* [WORK TO BE COMPLETED]:
Quote each record exactly, please, leaving none out.

═════ RECORDS FOR THIS EXERCISE ═════

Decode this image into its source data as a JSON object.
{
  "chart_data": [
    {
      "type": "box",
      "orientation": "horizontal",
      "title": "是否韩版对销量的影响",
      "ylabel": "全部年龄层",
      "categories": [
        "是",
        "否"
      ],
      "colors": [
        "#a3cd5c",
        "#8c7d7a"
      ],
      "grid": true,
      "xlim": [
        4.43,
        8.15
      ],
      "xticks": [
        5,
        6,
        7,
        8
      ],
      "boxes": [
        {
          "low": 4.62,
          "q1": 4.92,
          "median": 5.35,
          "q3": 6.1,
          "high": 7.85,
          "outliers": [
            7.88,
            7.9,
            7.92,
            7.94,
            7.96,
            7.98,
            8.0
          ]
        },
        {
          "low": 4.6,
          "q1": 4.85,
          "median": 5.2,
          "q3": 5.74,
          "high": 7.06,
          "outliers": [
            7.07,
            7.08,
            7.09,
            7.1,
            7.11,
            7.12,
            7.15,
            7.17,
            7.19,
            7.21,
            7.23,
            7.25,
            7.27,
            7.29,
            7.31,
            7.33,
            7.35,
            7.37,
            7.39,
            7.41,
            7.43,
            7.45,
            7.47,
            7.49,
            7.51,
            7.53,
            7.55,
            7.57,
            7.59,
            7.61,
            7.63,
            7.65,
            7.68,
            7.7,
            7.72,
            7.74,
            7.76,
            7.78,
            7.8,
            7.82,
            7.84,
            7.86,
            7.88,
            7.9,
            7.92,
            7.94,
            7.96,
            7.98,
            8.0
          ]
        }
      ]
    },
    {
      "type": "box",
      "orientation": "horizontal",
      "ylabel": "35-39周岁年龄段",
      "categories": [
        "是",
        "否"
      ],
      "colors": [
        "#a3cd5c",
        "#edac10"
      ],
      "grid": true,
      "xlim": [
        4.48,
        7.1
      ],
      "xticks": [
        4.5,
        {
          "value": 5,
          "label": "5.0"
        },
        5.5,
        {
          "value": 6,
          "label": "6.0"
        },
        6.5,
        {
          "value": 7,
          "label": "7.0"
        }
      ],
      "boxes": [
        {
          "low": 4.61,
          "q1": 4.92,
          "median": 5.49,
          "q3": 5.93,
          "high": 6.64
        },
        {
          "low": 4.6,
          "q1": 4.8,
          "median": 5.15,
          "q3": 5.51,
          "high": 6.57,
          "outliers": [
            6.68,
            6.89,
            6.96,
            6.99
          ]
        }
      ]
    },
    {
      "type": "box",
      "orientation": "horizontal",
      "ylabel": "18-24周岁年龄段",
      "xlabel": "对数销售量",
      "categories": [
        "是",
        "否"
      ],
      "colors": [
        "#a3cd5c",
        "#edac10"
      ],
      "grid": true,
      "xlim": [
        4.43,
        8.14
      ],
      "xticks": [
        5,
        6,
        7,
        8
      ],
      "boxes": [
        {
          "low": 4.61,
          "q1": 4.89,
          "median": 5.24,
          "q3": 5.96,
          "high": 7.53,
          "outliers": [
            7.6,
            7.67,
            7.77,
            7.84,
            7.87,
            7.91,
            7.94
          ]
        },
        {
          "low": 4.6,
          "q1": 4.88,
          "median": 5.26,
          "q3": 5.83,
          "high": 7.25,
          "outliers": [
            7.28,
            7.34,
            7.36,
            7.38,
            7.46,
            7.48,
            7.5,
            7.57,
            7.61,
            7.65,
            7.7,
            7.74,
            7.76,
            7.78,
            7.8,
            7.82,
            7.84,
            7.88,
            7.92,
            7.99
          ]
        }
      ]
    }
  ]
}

═════

* [ANSWER TO THE PROBLEM]:
Decode this image into its source data as a JSON object.
{
  "chart_data": [
    {
      "type": "box",
      "orientation": "horizontal",
      "title": "是否韩版对销量的影响",
      "ylabel": "全部年龄层",
      "categories": [
        "是",
        "否"
      ],
      "colors": [
        "#a3cd5c",
        "#8c7d7a"
      ],
      "grid": true,
      "xlim": [
        4.43,
        8.15
      ],
      "xticks": [
        5,
        6,
        7,
        8
      ],
      "boxes": [
        {
          "low": 4.62,
          "q1": 4.92,
          "median": 5.35,
          "q3": 6.1,
          "high": 7.85,
          "outliers": [
            7.88,
            7.9,
            7.92,
            7.94,
            7.96,
            7.98,
            8.0
          ]
        },
        {
          "low": 4.6,
          "q1": 4.85,
          "median": 5.2,
          "q3": 5.74,
          "high": 7.06,
          "outliers": [
            7.07,
            7.08,
            7.09,
            7.1,
            7.11,
            7.12,
            7.15,
            7.17,
            7.19,
            7.21,
            7.23,
            7.25,
            7.27,
            7.29,
            7.31,
            7.33,
            7.35,
            7.37,
            7.39,
            7.41,
            7.43,
            7.45,
            7.47,
            7.49,
            7.51,
            7.53,
            7.55,
            7.57,
            7.59,
            7.61,
            7.63,
            7.65,
            7.68,
            7.7,
            7.72,
            7.74,
            7.76,
            7.78,
            7.8,
            7.82,
            7.84,
            7.86,
            7.88,
            7.9,
            7.92,
            7.94,
            7.96,
            7.98,
            8.0
          ]
        }
      ]
    },
    {
      "type": "box",
      "orientation": "horizontal",
      "ylabel": "35-39周岁年龄段",
      "categories": [
        "是",
        "否"
      ],
      "colors": [
        "#a3cd5c",
        "#edac10"
      ],
      "grid": true,
      "xlim": [
        4.48,
        7.1
      ],
      "xticks": [
        4.5,
        {
          "value": 5,
          "label": "5.0"
        },
        5.5,
        {
          "value": 6,
          "label": "6.0"
        },
        6.5,
        {
          "value": 7,
          "label": "7.0"
        }
      ],
      "boxes": [
        {
          "low": 4.61,
          "q1": 4.92,
          "median": 5.49,
          "q3": 5.93,
          "high": 6.64
        },
        {
          "low": 4.6,
          "q1": 4.8,
          "median": 5.15,
          "q3": 5.51,
          "high": 6.57,
          "outliers": [
            6.68,
            6.89,
            6.96,
            6.99
          ]
        }
      ]
    },
    {
      "type": "box",
      "orientation": "horizontal",
      "ylabel": "18-24周岁年龄段",
      "xlabel": "对数销售量",
      "categories": [
        "是",
        "否"
      ],
      "colors": [
        "#a3cd5c",
        "#edac10"
      ],
      "grid": true,
      "xlim": [
        4.43,
        8.14
      ],
      "xticks": [
        5,
        6,
        7,
        8
      ],
      "boxes": [
        {
          "low": 4.61,
          "q1": 4.89,
          "median": 5.24,
          "q3": 5.96,
          "high": 7.53,
          "outliers": [
            7.6,
            7.67,
            7.77,
            7.84,
            7.87,
            7.91,
            7.94
          ]
        },
        {
          "low": 4.6,
          "q1": 4.88,
          "median": 5.26,
          "q3": 5.83,
          "high": 7.25,
          "outliers": [
            7.28,
            7.34,
            7.36,
            7.38,
            7.46,
            7.48,
            7.5,
            7.57,
            7.61,
            7.65,
            7.7,
            7.74,
            7.76,
            7.78,
            7.8,
            7.82,
            7.84,
            7.88,
            7.92,
            7.99
          ]
        }
      ]
    }
  ]
}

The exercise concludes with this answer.